◆ TASK DETAILS
Your task is to print all of the data word for word.

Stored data
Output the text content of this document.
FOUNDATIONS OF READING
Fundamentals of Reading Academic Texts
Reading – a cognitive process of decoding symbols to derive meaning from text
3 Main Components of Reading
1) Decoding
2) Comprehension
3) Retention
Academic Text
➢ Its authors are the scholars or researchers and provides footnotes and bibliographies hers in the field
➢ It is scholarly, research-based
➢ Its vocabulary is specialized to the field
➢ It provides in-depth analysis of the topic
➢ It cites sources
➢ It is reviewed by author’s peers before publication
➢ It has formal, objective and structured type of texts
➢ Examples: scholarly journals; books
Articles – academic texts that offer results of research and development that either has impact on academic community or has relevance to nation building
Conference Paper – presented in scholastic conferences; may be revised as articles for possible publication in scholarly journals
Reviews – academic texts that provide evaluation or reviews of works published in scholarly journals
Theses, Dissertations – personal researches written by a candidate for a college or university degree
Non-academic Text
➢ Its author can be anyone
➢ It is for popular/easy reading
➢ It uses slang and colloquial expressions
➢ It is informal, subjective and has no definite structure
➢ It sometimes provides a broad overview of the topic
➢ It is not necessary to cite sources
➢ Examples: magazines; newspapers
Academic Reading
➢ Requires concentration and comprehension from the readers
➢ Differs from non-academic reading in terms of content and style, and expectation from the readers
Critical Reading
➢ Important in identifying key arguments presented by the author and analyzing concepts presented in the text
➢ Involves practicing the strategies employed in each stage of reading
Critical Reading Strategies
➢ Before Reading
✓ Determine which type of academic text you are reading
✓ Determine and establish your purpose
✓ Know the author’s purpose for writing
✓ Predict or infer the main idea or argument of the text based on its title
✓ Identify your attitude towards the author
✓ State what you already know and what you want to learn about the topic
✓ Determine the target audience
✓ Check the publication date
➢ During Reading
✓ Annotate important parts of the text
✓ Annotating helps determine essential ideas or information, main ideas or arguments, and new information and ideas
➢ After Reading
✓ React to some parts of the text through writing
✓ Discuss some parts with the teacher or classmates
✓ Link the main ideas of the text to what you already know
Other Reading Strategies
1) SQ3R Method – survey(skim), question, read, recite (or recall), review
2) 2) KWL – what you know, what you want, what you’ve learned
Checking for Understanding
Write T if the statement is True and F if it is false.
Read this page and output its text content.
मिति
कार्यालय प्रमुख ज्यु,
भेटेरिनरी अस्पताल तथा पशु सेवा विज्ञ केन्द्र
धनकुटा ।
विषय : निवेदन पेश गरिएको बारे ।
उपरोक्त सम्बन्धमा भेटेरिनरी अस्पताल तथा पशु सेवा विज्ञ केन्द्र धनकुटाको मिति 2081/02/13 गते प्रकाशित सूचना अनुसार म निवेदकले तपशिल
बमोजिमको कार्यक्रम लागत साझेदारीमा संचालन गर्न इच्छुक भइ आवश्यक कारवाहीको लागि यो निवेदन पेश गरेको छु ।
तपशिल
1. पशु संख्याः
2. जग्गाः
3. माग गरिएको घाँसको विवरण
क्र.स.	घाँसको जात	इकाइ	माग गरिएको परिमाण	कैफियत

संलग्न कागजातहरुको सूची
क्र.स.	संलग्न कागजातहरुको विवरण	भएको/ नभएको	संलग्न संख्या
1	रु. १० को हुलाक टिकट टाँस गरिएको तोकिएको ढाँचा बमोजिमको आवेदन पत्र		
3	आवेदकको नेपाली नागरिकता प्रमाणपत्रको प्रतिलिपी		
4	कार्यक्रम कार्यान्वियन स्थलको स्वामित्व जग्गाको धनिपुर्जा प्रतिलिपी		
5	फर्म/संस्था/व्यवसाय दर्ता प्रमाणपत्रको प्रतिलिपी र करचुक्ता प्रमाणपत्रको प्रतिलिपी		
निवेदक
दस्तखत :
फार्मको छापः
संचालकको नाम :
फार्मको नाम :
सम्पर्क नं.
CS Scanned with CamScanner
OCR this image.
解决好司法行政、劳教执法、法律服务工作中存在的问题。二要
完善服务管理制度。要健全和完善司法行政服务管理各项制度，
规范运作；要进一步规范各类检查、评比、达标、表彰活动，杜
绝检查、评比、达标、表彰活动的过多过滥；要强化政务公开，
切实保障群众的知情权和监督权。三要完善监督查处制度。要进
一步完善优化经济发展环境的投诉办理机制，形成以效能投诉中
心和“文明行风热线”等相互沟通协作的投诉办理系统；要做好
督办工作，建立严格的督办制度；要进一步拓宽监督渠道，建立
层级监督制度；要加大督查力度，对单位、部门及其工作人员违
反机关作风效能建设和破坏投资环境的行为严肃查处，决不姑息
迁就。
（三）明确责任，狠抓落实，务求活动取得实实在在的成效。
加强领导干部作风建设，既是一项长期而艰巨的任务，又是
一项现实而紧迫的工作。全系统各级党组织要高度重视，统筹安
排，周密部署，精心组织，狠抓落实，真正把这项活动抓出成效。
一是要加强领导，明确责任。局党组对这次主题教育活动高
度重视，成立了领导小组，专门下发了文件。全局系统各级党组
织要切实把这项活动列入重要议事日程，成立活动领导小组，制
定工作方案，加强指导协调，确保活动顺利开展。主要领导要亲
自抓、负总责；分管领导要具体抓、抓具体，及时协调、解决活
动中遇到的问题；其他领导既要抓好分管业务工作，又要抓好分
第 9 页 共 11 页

◆ SOLUTION TO THE EXERCISE
Output the text content of this document.
FOUNDATIONS OF READING
Fundamentals of Reading Academic Texts
Reading – a cognitive process of decoding symbols to derive meaning from text
3 Main Components of Reading
1) Decoding
2) Comprehension
3) Retention
Academic Text
➢ Its authors are the scholars or researchers and provides footnotes and bibliographies hers in the field
➢ It is scholarly, research-based
➢ Its vocabulary is specialized to the field
➢ It provides in-depth analysis of the topic
➢ It cites sources
➢ It is reviewed by author’s peers before publication
➢ It has formal, objective and structured type of texts
➢ Examples: scholarly journals; books
Articles – academic texts that offer results of research and development that either has impact on academic community or has relevance to nation building
Conference Paper – presented in scholastic conferences; may be revised as articles for possible publication in scholarly journals
Reviews – academic texts that provide evaluation or reviews of works published in scholarly journals
Theses, Dissertations – personal researches written by a candidate for a college or university degree
Non-academic Text
➢ Its author can be anyone
➢ It is for popular/easy reading
➢ It uses slang and colloquial expressions
➢ It is informal, subjective and has no definite structure
➢ It sometimes provides a broad overview of the topic
➢ It is not necessary to cite sources
➢ Examples: magazines; newspapers
Academic Reading
➢ Requires concentration and comprehension from the readers
➢ Differs from non-academic reading in terms of content and style, and expectation from the readers
Critical Reading
➢ Important in identifying key arguments presented by the author and analyzing concepts presented in the text
➢ Involves practicing the strategies employed in each stage of reading
Critical Reading Strategies
➢ Before Reading
✓ Determine which type of academic text you are reading
✓ Determine and establish your purpose
✓ Know the author’s purpose for writing
✓ Predict or infer the main idea or argument of the text based on its title
✓ Identify your attitude towards the author
✓ State what you already know and what you want to learn about the topic
✓ Determine the target audience
✓ Check the publication date
➢ During Reading
✓ Annotate important parts of the text
✓ Annotating helps determine essential ideas or information, main ideas or arguments, and new information and ideas
➢ After Reading
✓ React to some parts of the text through writing
✓ Discuss some parts with the teacher or classmates
✓ Link the main ideas of the text to what you already know
Other Reading Strategies
1) SQ3R Method – survey(skim), question, read, recite (or recall), review
2) 2) KWL – what you know, what you want, what you’ve learned
Checking for Understanding
Write T if the statement is True and F if it is false.
Read this page and output its text content.
मिति
कार्यालय प्रमुख ज्यु,
भेटेरिनरी अस्पताल तथा पशु सेवा विज्ञ केन्द्र
धनकुटा ।
विषय : निवेदन पेश गरिएको बारे ।
उपरोक्त सम्बन्धमा भेटेरिनरी अस्पताल तथा पशु सेवा विज्ञ केन्द्र धनकुटाको मिति 2081/02/13 गते प्रकाशित सूचना अनुसार म निवेदकले तपशिल
बमोजिमको कार्यक्रम लागत साझेदारीमा संचालन गर्न इच्छुक भइ आवश्यक कारवाहीको लागि यो निवेदन पेश गरेको छु ।
तपशिल
1. पशु संख्याः
2. जग्गाः
3. माग गरिएको घाँसको विवरण
क्र.स.	घाँसको जात	इकाइ	माग गरिएको परिमाण	कैफियत

संलग्न कागजातहरुको सूची
क्र.स.	संलग्न कागजातहरुको विवरण	भएको/ नभएको	संलग्न संख्या
1	रु. १० को हुलाक टिकट टाँस गरिएको तोकिएको ढाँचा बमोजिमको आवेदन पत्र		
3	आवेदकको नेपाली नागरिकता प्रमाणपत्रको प्रतिलिपी		
4	कार्यक्रम कार्यान्वियन स्थलको स्वामित्व जग्गाको धनिपुर्जा प्रतिलिपी		
5	फर्म/संस्था/व्यवसाय दर्ता प्रमाणपत्रको प्रतिलिपी र करचुक्ता प्रमाणपत्रको प्रतिलिपी		
निवेदक
दस्तखत :
फार्मको छापः
संचालकको नाम :
फार्मको नाम :
सम्पर्क नं.
CS Scanned with CamScanner
OCR this image.
解决好司法行政、劳教执法、法律服务工作中存在的问题。二要
完善服务管理制度。要健全和完善司法行政服务管理各项制度，
规范运作；要进一步规范各类检查、评比、达标、表彰活动，杜
绝检查、评比、达标、表彰活动的过多过滥；要强化政务公开，
切实保障群众的知情权和监督权。三要完善监督查处制度。要进
一步完善优化经济发展环境的投诉办理机制，形成以效能投诉中
心和“文明行风热线”等相互沟通协作的投诉办理系统；要做好
督办工作，建立严格的督办制度；要进一步拓宽监督渠道，建立
层级监督制度；要加大督查力度，对单位、部门及其工作人员违
反机关作风效能建设和破坏投资环境的行为严肃查处，决不姑息
迁就。
（三）明确责任，狠抓落实，务求活动取得实实在在的成效。
加强领导干部作风建设，既是一项长期而艰巨的任务，又是
一项现实而紧迫的工作。全系统各级党组织要高度重视，统筹安
排，周密部署，精心组织，狠抓落实，真正把这项活动抓出成效。
一是要加强领导，明确责任。局党组对这次主题教育活动高
度重视，成立了领导小组，专门下发了文件。全局系统各级党组
织要切实把这项活动列入重要议事日程，成立活动领导小组，制
定工作方案，加强指导协调，确保活动顺利开展。主要领导要亲
自抓、负总责；分管领导要具体抓、抓具体，及时协调、解决活
动中遇到的问题；其他领导既要抓好分管业务工作，又要抓好分
第 9 页 共 11 页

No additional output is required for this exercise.